Stored data.
════════════════════
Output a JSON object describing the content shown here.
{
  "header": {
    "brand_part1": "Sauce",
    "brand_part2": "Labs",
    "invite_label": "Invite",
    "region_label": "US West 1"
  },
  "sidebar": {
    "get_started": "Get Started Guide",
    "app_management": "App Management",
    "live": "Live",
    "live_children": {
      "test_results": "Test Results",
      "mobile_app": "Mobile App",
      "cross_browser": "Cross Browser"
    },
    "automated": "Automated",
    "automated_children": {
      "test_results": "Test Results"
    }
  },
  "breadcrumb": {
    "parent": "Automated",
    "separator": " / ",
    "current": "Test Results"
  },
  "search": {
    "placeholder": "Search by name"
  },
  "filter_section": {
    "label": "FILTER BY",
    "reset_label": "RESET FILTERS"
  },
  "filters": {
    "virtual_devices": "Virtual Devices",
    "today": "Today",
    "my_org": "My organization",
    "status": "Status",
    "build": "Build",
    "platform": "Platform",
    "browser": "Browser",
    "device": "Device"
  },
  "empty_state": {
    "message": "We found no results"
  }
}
════════════════════
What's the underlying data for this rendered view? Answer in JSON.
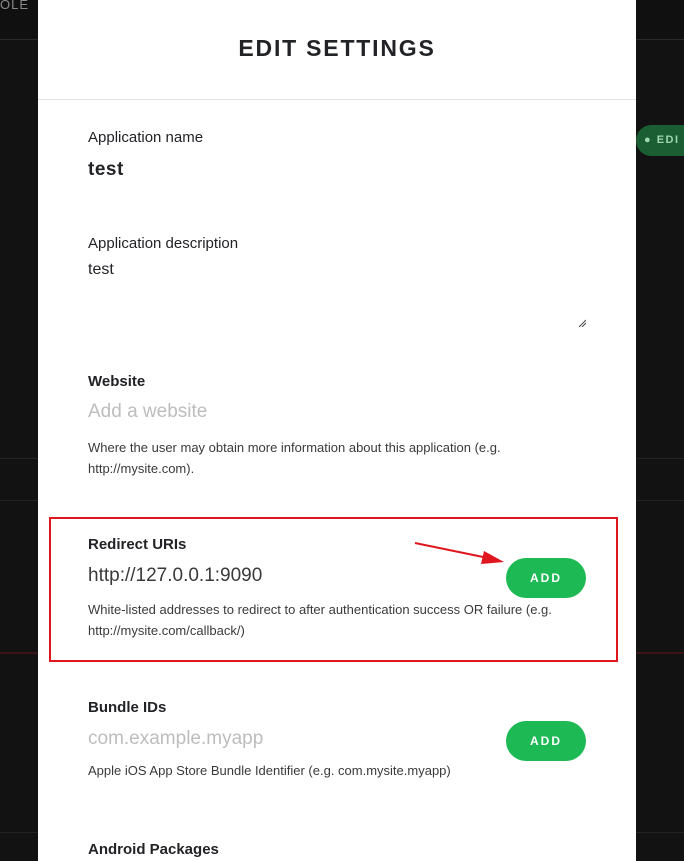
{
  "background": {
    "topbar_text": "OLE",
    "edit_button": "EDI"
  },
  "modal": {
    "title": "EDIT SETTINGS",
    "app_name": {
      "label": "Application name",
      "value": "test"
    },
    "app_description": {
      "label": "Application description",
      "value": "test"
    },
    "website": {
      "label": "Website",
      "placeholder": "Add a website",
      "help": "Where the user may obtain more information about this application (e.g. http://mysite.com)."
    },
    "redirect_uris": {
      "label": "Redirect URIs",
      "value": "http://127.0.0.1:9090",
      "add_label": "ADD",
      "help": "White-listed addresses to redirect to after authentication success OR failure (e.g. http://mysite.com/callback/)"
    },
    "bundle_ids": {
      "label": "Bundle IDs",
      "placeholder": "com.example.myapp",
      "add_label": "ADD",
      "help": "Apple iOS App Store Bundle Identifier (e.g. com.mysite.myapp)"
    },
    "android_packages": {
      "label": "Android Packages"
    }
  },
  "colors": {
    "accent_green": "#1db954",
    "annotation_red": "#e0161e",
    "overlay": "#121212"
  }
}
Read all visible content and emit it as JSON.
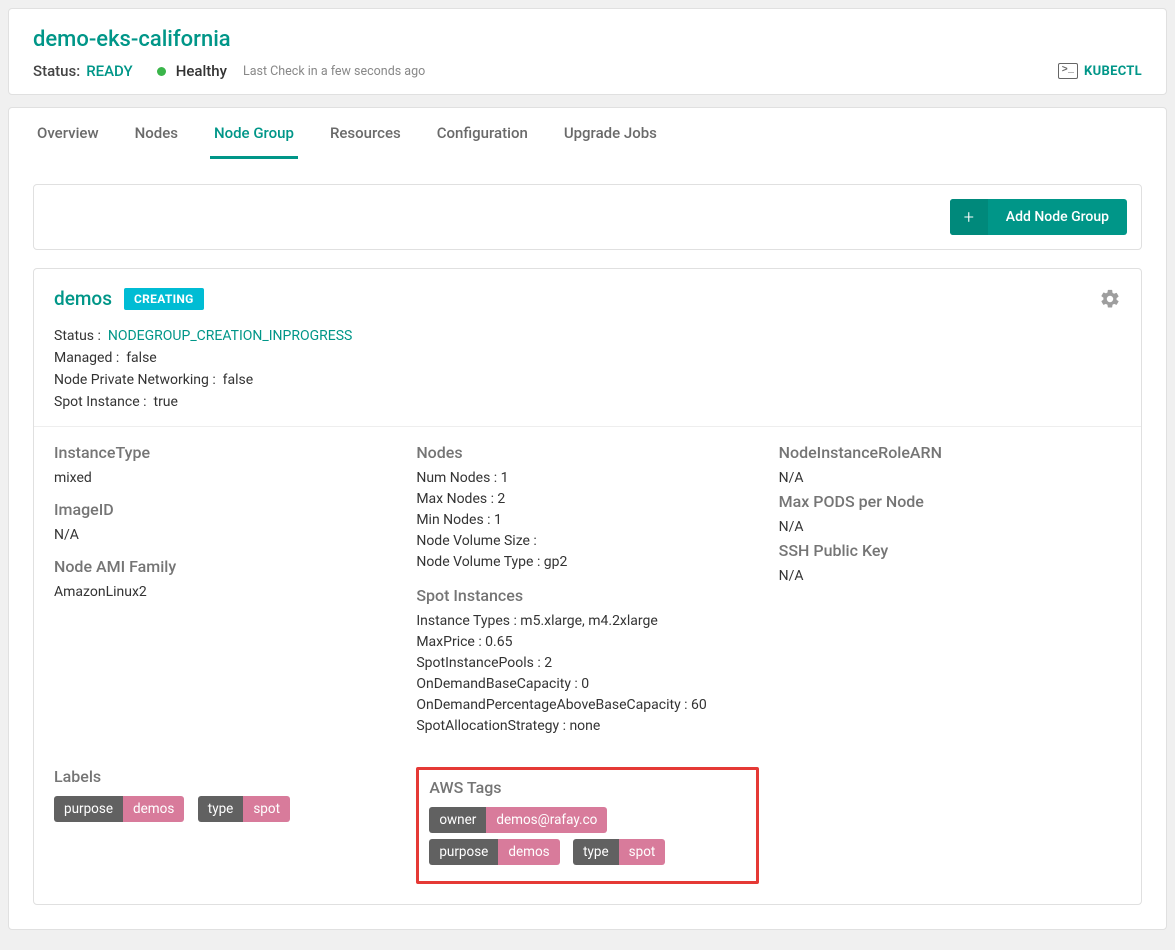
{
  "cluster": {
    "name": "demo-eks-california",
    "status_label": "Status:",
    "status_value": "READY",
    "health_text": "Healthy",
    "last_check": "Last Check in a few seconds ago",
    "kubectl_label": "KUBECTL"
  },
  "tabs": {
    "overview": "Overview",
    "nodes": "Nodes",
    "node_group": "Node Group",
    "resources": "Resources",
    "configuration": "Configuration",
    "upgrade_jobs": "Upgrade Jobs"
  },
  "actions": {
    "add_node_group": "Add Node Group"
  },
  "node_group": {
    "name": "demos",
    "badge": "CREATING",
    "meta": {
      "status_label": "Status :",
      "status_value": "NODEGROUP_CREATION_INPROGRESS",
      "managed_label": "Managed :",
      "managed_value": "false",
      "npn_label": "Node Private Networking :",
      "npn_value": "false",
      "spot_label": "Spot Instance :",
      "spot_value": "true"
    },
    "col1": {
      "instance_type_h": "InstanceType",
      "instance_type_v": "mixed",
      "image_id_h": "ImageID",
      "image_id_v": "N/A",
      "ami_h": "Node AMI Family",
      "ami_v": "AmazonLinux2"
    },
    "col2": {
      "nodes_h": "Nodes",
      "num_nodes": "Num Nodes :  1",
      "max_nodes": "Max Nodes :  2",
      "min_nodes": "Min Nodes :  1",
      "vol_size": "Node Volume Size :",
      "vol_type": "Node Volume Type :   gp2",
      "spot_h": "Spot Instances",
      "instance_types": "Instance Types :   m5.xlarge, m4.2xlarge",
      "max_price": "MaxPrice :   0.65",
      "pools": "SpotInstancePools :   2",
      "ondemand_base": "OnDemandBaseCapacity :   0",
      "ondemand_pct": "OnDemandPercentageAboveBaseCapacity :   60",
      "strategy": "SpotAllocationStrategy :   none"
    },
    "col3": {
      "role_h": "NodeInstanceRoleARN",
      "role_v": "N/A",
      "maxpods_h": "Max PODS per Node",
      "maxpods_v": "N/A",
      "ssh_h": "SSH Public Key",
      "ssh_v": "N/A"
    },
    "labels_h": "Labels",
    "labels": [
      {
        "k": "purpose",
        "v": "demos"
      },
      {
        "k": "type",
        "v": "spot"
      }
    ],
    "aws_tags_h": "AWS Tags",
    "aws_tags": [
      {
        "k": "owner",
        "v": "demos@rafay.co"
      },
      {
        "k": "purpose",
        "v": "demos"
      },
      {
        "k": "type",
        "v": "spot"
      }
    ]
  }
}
════════════════════
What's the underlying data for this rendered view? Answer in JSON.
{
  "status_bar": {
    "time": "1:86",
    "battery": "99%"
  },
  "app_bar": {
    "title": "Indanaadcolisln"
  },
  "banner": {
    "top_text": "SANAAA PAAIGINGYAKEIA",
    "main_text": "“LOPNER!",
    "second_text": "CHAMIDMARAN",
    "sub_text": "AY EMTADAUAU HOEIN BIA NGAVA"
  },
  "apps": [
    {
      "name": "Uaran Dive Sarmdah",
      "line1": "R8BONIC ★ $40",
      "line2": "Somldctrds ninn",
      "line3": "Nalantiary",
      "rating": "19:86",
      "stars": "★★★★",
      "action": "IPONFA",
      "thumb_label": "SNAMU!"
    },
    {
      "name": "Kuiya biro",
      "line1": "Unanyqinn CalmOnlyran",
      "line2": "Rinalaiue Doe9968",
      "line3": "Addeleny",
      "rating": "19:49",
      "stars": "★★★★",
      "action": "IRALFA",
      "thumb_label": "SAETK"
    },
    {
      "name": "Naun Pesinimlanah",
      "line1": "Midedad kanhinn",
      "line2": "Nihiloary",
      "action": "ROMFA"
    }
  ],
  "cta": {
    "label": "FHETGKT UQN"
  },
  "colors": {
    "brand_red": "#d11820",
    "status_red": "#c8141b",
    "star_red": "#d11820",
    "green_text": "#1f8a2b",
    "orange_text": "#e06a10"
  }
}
════════════════════
Short task.
Look through the entries above; copy each line where the string "content" appears.

Solved exercise.
Output a JSON object describing the content shown here.
Read all visible content and emit it as JSON.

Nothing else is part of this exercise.